● EXERCISE DESCRIPTION
The listing below should be printed exactly, every line of it. Skip the pictures.

Dataset rows about figures:
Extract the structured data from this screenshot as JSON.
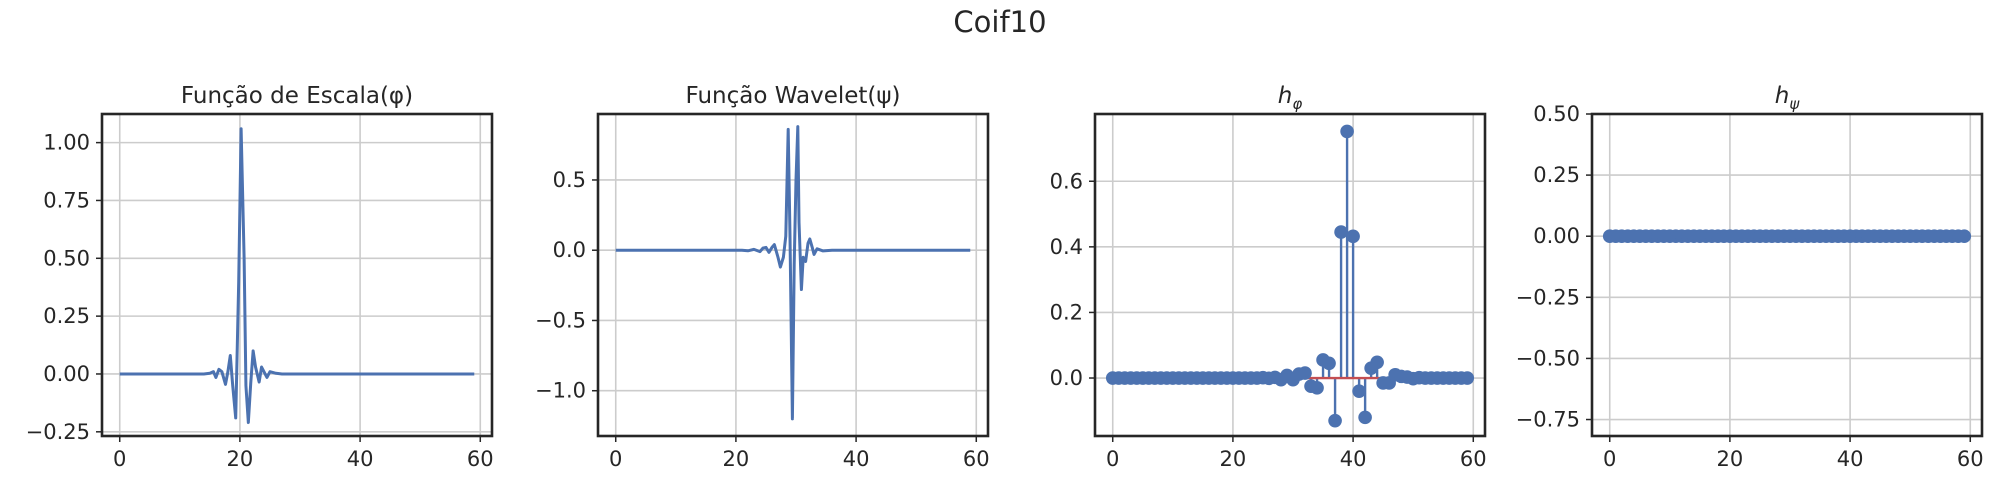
{
  "figure": {
    "suptitle": "Coif10"
  },
  "colors": {
    "series": "#4c72b0",
    "baseline": "#c44e52",
    "grid": "#cccccc",
    "frame": "#262626",
    "text": "#262626"
  },
  "chart_data": [
    {
      "type": "line",
      "title": "Função de Escala(φ)",
      "xlim": [
        -2.95,
        61.95
      ],
      "ylim": [
        -0.2681,
        1.1237
      ],
      "xticks": [
        0,
        20,
        40,
        60
      ],
      "yticks": [
        -0.25,
        0.0,
        0.25,
        0.5,
        0.75,
        1.0
      ],
      "ytick_labels": [
        "−0.25",
        "0.00",
        "0.25",
        "0.50",
        "0.75",
        "1.00"
      ],
      "grid": true,
      "series": [
        {
          "points": [
            [
              0,
              0
            ],
            [
              14,
              0
            ],
            [
              15,
              0.003
            ],
            [
              15.6,
              0.01
            ],
            [
              16,
              -0.015
            ],
            [
              16.5,
              0.02
            ],
            [
              17,
              0.01
            ],
            [
              17.6,
              -0.045
            ],
            [
              18,
              0.01
            ],
            [
              18.4,
              0.08
            ],
            [
              18.8,
              -0.05
            ],
            [
              19.3,
              -0.19
            ],
            [
              19.8,
              0.4
            ],
            [
              20.2,
              1.06
            ],
            [
              20.7,
              0.5
            ],
            [
              21,
              -0.05
            ],
            [
              21.4,
              -0.21
            ],
            [
              21.8,
              -0.04
            ],
            [
              22.2,
              0.1
            ],
            [
              22.6,
              0.03
            ],
            [
              23.2,
              -0.035
            ],
            [
              23.6,
              0.03
            ],
            [
              24,
              0.01
            ],
            [
              24.5,
              -0.015
            ],
            [
              25,
              0.01
            ],
            [
              26,
              0.003
            ],
            [
              27,
              0
            ],
            [
              59,
              0
            ]
          ]
        }
      ]
    },
    {
      "type": "line",
      "title": "Função Wavelet(ψ)",
      "xlim": [
        -2.95,
        61.95
      ],
      "ylim": [
        -1.3222,
        0.9695
      ],
      "xticks": [
        0,
        20,
        40,
        60
      ],
      "yticks": [
        -1.0,
        -0.5,
        0.0,
        0.5
      ],
      "ytick_labels": [
        "−1.0",
        "−0.5",
        "0.0",
        "0.5"
      ],
      "grid": true,
      "series": [
        {
          "points": [
            [
              0,
              0
            ],
            [
              21,
              0
            ],
            [
              22,
              -0.004
            ],
            [
              23,
              0.006
            ],
            [
              24,
              -0.01
            ],
            [
              24.5,
              0.015
            ],
            [
              25,
              0.02
            ],
            [
              25.5,
              -0.015
            ],
            [
              26,
              0.02
            ],
            [
              26.4,
              0.04
            ],
            [
              27,
              -0.05
            ],
            [
              27.4,
              -0.12
            ],
            [
              27.9,
              -0.05
            ],
            [
              28.3,
              0.1
            ],
            [
              28.7,
              0.86
            ],
            [
              29,
              0.1
            ],
            [
              29.4,
              -1.2
            ],
            [
              29.7,
              -0.1
            ],
            [
              30,
              0.5
            ],
            [
              30.3,
              0.88
            ],
            [
              30.5,
              0.2
            ],
            [
              30.9,
              -0.28
            ],
            [
              31.2,
              -0.05
            ],
            [
              31.6,
              -0.08
            ],
            [
              32,
              0.05
            ],
            [
              32.3,
              0.08
            ],
            [
              32.7,
              0.02
            ],
            [
              33,
              -0.03
            ],
            [
              33.5,
              0.01
            ],
            [
              34.5,
              -0.005
            ],
            [
              36,
              0
            ],
            [
              59,
              0
            ]
          ]
        }
      ]
    },
    {
      "type": "stem",
      "title": "hφ",
      "title_main": "h",
      "title_sub": "φ",
      "xlim": [
        -2.95,
        61.95
      ],
      "ylim": [
        -0.1768,
        0.8051
      ],
      "xticks": [
        0,
        20,
        40,
        60
      ],
      "yticks": [
        0.0,
        0.2,
        0.4,
        0.6
      ],
      "ytick_labels": [
        "0.0",
        "0.2",
        "0.4",
        "0.6"
      ],
      "grid": true,
      "baseline": 0,
      "x": [
        0,
        1,
        2,
        3,
        4,
        5,
        6,
        7,
        8,
        9,
        10,
        11,
        12,
        13,
        14,
        15,
        16,
        17,
        18,
        19,
        20,
        21,
        22,
        23,
        24,
        25,
        26,
        27,
        28,
        29,
        30,
        31,
        32,
        33,
        34,
        35,
        36,
        37,
        38,
        39,
        40,
        41,
        42,
        43,
        44,
        45,
        46,
        47,
        48,
        49,
        50,
        51,
        52,
        53,
        54,
        55,
        56,
        57,
        58,
        59
      ],
      "values": [
        0,
        0,
        0,
        0,
        0,
        0,
        0,
        0,
        0,
        0,
        0,
        0,
        0,
        0,
        0,
        0,
        0,
        0,
        0,
        0,
        0,
        0,
        0,
        0,
        0,
        0.001,
        -0.001,
        0.002,
        -0.005,
        0.008,
        -0.005,
        0.012,
        0.015,
        -0.025,
        -0.03,
        0.055,
        0.045,
        -0.13,
        0.445,
        0.752,
        0.432,
        -0.04,
        -0.12,
        0.03,
        0.048,
        -0.015,
        -0.015,
        0.01,
        0.005,
        0.003,
        -0.002,
        0.001,
        0,
        0,
        0,
        0,
        0,
        0,
        0,
        0
      ]
    },
    {
      "type": "stem",
      "title": "hψ",
      "title_main": "h",
      "title_sub": "ψ",
      "xlim": [
        -2.95,
        61.95
      ],
      "ylim": [
        -0.8174,
        0.5
      ],
      "xticks": [
        0,
        20,
        40,
        60
      ],
      "yticks": [
        -0.75,
        -0.5,
        -0.25,
        0.0,
        0.25,
        0.5
      ],
      "ytick_labels": [
        "−0.75",
        "−0.50",
        "−0.25",
        "0.00",
        "0.25",
        "0.50"
      ],
      "grid": true,
      "baseline": 0,
      "x": [
        0,
        1,
        2,
        3,
        4,
        5,
        6,
        7,
        8,
        9,
        10,
        11,
        12,
        13,
        14,
        15,
        16,
        17,
        18,
        19,
        20,
        21,
        22,
        23,
        24,
        25,
        26,
        27,
        28,
        29,
        30,
        31,
        32,
        33,
        34,
        35,
        36,
        37,
        38,
        39,
        40,
        41,
        42,
        43,
        44,
        45,
        46,
        47,
        48,
        49,
        50,
        51,
        52,
        53,
        54,
        55,
        56,
        57,
        58,
        59
      ],
      "values": [
        0,
        0,
        0,
        0,
        0,
        0,
        0,
        0,
        0,
        0,
        0,
        0,
        0,
        0,
        0,
        0,
        0,
        0,
        0,
        0,
        0,
        0,
        0,
        0,
        0,
        0,
        0,
        0,
        0,
        0,
        0,
        0,
        0,
        0,
        0,
        0,
        0,
        0,
        0,
        0,
        0,
        0,
        0,
        0,
        0,
        0,
        0,
        0,
        0,
        0,
        0,
        0,
        0,
        0,
        0,
        0,
        0,
        0,
        0,
        0
      ]
    }
  ]
}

● ANSWER FOR THE TASK
Extract the structured data from this screenshot as JSON.
{
  "figure": {
    "suptitle": "Coif10"
  },
  "colors": {
    "series": "#4c72b0",
    "baseline": "#c44e52",
    "grid": "#cccccc",
    "frame": "#262626",
    "text": "#262626"
  },
  "chart_data": [
    {
      "type": "line",
      "title": "Função de Escala(φ)",
      "xlim": [
        -2.95,
        61.95
      ],
      "ylim": [
        -0.2681,
        1.1237
      ],
      "xticks": [
        0,
        20,
        40,
        60
      ],
      "yticks": [
        -0.25,
        0.0,
        0.25,
        0.5,
        0.75,
        1.0
      ],
      "ytick_labels": [
        "−0.25",
        "0.00",
        "0.25",
        "0.50",
        "0.75",
        "1.00"
      ],
      "grid": true,
      "series": [
        {
          "points": [
            [
              0,
              0
            ],
            [
              14,
              0
            ],
            [
              15,
              0.003
            ],
            [
              15.6,
              0.01
            ],
            [
              16,
              -0.015
            ],
            [
              16.5,
              0.02
            ],
            [
              17,
              0.01
            ],
            [
              17.6,
              -0.045
            ],
            [
              18,
              0.01
            ],
            [
              18.4,
              0.08
            ],
            [
              18.8,
              -0.05
            ],
            [
              19.3,
              -0.19
            ],
            [
              19.8,
              0.4
            ],
            [
              20.2,
              1.06
            ],
            [
              20.7,
              0.5
            ],
            [
              21,
              -0.05
            ],
            [
              21.4,
              -0.21
            ],
            [
              21.8,
              -0.04
            ],
            [
              22.2,
              0.1
            ],
            [
              22.6,
              0.03
            ],
            [
              23.2,
              -0.035
            ],
            [
              23.6,
              0.03
            ],
            [
              24,
              0.01
            ],
            [
              24.5,
              -0.015
            ],
            [
              25,
              0.01
            ],
            [
              26,
              0.003
            ],
            [
              27,
              0
            ],
            [
              59,
              0
            ]
          ]
        }
      ]
    },
    {
      "type": "line",
      "title": "Função Wavelet(ψ)",
      "xlim": [
        -2.95,
        61.95
      ],
      "ylim": [
        -1.3222,
        0.9695
      ],
      "xticks": [
        0,
        20,
        40,
        60
      ],
      "yticks": [
        -1.0,
        -0.5,
        0.0,
        0.5
      ],
      "ytick_labels": [
        "−1.0",
        "−0.5",
        "0.0",
        "0.5"
      ],
      "grid": true,
      "series": [
        {
          "points": [
            [
              0,
              0
            ],
            [
              21,
              0
            ],
            [
              22,
              -0.004
            ],
            [
              23,
              0.006
            ],
            [
              24,
              -0.01
            ],
            [
              24.5,
              0.015
            ],
            [
              25,
              0.02
            ],
            [
              25.5,
              -0.015
            ],
            [
              26,
              0.02
            ],
            [
              26.4,
              0.04
            ],
            [
              27,
              -0.05
            ],
            [
              27.4,
              -0.12
            ],
            [
              27.9,
              -0.05
            ],
            [
              28.3,
              0.1
            ],
            [
              28.7,
              0.86
            ],
            [
              29,
              0.1
            ],
            [
              29.4,
              -1.2
            ],
            [
              29.7,
              -0.1
            ],
            [
              30,
              0.5
            ],
            [
              30.3,
              0.88
            ],
            [
              30.5,
              0.2
            ],
            [
              30.9,
              -0.28
            ],
            [
              31.2,
              -0.05
            ],
            [
              31.6,
              -0.08
            ],
            [
              32,
              0.05
            ],
            [
              32.3,
              0.08
            ],
            [
              32.7,
              0.02
            ],
            [
              33,
              -0.03
            ],
            [
              33.5,
              0.01
            ],
            [
              34.5,
              -0.005
            ],
            [
              36,
              0
            ],
            [
              59,
              0
            ]
          ]
        }
      ]
    },
    {
      "type": "stem",
      "title": "hφ",
      "title_main": "h",
      "title_sub": "φ",
      "xlim": [
        -2.95,
        61.95
      ],
      "ylim": [
        -0.1768,
        0.8051
      ],
      "xticks": [
        0,
        20,
        40,
        60
      ],
      "yticks": [
        0.0,
        0.2,
        0.4,
        0.6
      ],
      "ytick_labels": [
        "0.0",
        "0.2",
        "0.4",
        "0.6"
      ],
      "grid": true,
      "baseline": 0,
      "x": [
        0,
        1,
        2,
        3,
        4,
        5,
        6,
        7,
        8,
        9,
        10,
        11,
        12,
        13,
        14,
        15,
        16,
        17,
        18,
        19,
        20,
        21,
        22,
        23,
        24,
        25,
        26,
        27,
        28,
        29,
        30,
        31,
        32,
        33,
        34,
        35,
        36,
        37,
        38,
        39,
        40,
        41,
        42,
        43,
        44,
        45,
        46,
        47,
        48,
        49,
        50,
        51,
        52,
        53,
        54,
        55,
        56,
        57,
        58,
        59
      ],
      "values": [
        0,
        0,
        0,
        0,
        0,
        0,
        0,
        0,
        0,
        0,
        0,
        0,
        0,
        0,
        0,
        0,
        0,
        0,
        0,
        0,
        0,
        0,
        0,
        0,
        0,
        0.001,
        -0.001,
        0.002,
        -0.005,
        0.008,
        -0.005,
        0.012,
        0.015,
        -0.025,
        -0.03,
        0.055,
        0.045,
        -0.13,
        0.445,
        0.752,
        0.432,
        -0.04,
        -0.12,
        0.03,
        0.048,
        -0.015,
        -0.015,
        0.01,
        0.005,
        0.003,
        -0.002,
        0.001,
        0,
        0,
        0,
        0,
        0,
        0,
        0,
        0
      ]
    },
    {
      "type": "stem",
      "title": "hψ",
      "title_main": "h",
      "title_sub": "ψ",
      "xlim": [
        -2.95,
        61.95
      ],
      "ylim": [
        -0.8174,
        0.5
      ],
      "xticks": [
        0,
        20,
        40,
        60
      ],
      "yticks": [
        -0.75,
        -0.5,
        -0.25,
        0.0,
        0.25,
        0.5
      ],
      "ytick_labels": [
        "−0.75",
        "−0.50",
        "−0.25",
        "0.00",
        "0.25",
        "0.50"
      ],
      "grid": true,
      "baseline": 0,
      "x": [
        0,
        1,
        2,
        3,
        4,
        5,
        6,
        7,
        8,
        9,
        10,
        11,
        12,
        13,
        14,
        15,
        16,
        17,
        18,
        19,
        20,
        21,
        22,
        23,
        24,
        25,
        26,
        27,
        28,
        29,
        30,
        31,
        32,
        33,
        34,
        35,
        36,
        37,
        38,
        39,
        40,
        41,
        42,
        43,
        44,
        45,
        46,
        47,
        48,
        49,
        50,
        51,
        52,
        53,
        54,
        55,
        56,
        57,
        58,
        59
      ],
      "values": [
        0,
        0,
        0,
        0,
        0,
        0,
        0,
        0,
        0,
        0,
        0,
        0,
        0,
        0,
        0,
        0,
        0,
        0,
        0,
        0,
        0,
        0,
        0,
        0,
        0,
        0,
        0,
        0,
        0,
        0,
        0,
        0,
        0,
        0,
        0,
        0,
        0,
        0,
        0,
        0,
        0,
        0,
        0,
        0,
        0,
        0,
        0,
        0,
        0,
        0,
        0,
        0,
        0,
        0,
        0,
        0,
        0,
        0,
        0,
        0
      ]
    }
  ]
}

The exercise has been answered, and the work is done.